═════ The data ═════

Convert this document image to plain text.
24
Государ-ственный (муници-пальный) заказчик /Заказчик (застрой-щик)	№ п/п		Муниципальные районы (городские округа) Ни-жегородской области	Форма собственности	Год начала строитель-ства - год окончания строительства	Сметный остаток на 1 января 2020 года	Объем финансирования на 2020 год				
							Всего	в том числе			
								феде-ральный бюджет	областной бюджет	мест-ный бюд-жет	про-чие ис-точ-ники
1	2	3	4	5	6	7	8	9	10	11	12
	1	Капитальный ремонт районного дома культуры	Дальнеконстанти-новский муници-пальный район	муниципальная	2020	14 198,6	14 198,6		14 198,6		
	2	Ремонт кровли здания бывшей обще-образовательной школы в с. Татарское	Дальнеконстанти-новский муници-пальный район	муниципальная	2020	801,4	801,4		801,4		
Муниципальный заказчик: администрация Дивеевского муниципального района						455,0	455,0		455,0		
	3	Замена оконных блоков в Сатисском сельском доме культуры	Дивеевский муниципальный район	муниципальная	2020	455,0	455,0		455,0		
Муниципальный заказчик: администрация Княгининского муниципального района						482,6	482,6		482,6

═════
═════ The data ═════

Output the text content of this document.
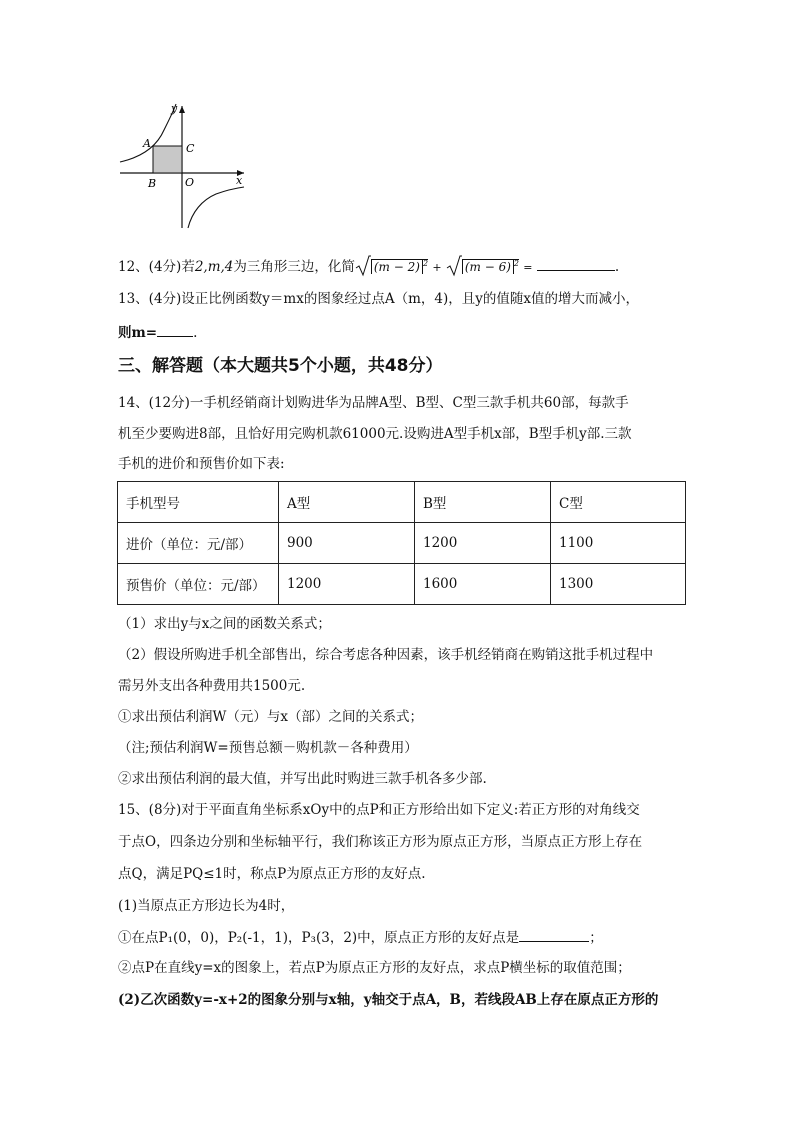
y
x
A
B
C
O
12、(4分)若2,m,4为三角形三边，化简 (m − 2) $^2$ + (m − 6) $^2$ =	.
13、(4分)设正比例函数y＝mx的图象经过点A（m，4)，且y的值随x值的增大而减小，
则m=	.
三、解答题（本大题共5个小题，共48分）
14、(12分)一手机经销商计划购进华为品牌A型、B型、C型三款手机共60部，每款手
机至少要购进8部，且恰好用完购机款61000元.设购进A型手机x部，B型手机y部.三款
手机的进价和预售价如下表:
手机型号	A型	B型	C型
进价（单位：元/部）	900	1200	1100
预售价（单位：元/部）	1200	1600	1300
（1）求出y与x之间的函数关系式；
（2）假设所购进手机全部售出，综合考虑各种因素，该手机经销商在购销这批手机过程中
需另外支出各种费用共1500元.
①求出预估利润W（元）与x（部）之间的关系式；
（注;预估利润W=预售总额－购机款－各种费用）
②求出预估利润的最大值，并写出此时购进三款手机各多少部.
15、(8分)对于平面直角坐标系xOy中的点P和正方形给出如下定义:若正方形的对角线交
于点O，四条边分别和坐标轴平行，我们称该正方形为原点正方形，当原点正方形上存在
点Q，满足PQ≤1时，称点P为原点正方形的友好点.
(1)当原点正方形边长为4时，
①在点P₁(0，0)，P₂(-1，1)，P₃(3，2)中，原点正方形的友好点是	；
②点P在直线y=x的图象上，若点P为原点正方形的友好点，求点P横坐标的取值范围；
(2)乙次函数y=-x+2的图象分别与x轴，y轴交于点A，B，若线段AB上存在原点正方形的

═════
═════ The data ═════

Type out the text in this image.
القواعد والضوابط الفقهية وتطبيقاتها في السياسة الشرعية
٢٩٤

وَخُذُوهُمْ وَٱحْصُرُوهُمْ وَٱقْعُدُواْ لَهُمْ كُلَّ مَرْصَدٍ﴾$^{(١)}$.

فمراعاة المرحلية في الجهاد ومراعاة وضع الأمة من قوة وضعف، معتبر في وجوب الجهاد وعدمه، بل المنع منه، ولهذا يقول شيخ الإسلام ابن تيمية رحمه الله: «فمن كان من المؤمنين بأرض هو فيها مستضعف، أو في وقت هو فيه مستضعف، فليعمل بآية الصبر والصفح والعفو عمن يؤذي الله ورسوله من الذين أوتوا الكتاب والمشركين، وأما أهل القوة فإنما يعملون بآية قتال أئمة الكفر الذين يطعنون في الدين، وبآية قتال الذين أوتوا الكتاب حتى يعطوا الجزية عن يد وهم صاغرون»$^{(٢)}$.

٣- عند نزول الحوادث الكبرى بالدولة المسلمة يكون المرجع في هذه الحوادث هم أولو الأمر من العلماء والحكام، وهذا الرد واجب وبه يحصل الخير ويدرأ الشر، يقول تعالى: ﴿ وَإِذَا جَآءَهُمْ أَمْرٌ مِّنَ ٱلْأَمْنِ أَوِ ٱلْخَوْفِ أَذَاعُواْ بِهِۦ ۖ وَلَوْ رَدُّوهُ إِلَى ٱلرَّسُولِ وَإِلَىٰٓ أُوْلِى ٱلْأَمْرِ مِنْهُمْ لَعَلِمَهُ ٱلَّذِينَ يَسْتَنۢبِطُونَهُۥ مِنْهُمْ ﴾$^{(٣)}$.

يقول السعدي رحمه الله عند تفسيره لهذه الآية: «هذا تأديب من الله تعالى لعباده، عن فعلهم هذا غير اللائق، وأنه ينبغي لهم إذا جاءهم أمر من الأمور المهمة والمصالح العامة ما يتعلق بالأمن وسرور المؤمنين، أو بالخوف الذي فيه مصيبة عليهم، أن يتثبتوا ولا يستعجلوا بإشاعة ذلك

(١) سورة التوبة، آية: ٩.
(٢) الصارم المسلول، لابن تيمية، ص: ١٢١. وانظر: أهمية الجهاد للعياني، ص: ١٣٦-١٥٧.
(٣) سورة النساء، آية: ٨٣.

═════

• **Exercise instructions**
Copy out each line in the preceding records that contains "رحمه".

• **Result of this exercise**
فمراعاة المرحلية في الجهاد ومراعاة وضع الأمة من قوة وضعف، معتبر في وجوب الجهاد وعدمه، بل المنع منه، ولهذا يقول شيخ الإسلام ابن تيمية رحمه الله: «فمن كان من المؤمنين بأرض هو فيها مستضعف، أو في وقت هو فيه مستضعف، فليعمل بآية الصبر والصفح والعفو عمن يؤذي الله ورسوله من الذين أوتوا الكتاب والمشركين، وأما أهل القوة فإنما يعملون بآية قتال أئمة الكفر الذين يطعنون في الدين، وبآية قتال الذين أوتوا الكتاب حتى يعطوا الجزية عن يد وهم صاغرون»$^{(٢)}$.
يقول السعدي رحمه الله عند تفسيره لهذه الآية: «هذا تأديب من الله تعالى لعباده، عن فعلهم هذا غير اللائق، وأنه ينبغي لهم إذا جاءهم أمر من الأمور المهمة والمصالح العامة ما يتعلق بالأمن وسرور المؤمنين، أو بالخوف الذي فيه مصيبة عليهم، أن يتثبتوا ولا يستعجلوا بإشاعة ذلك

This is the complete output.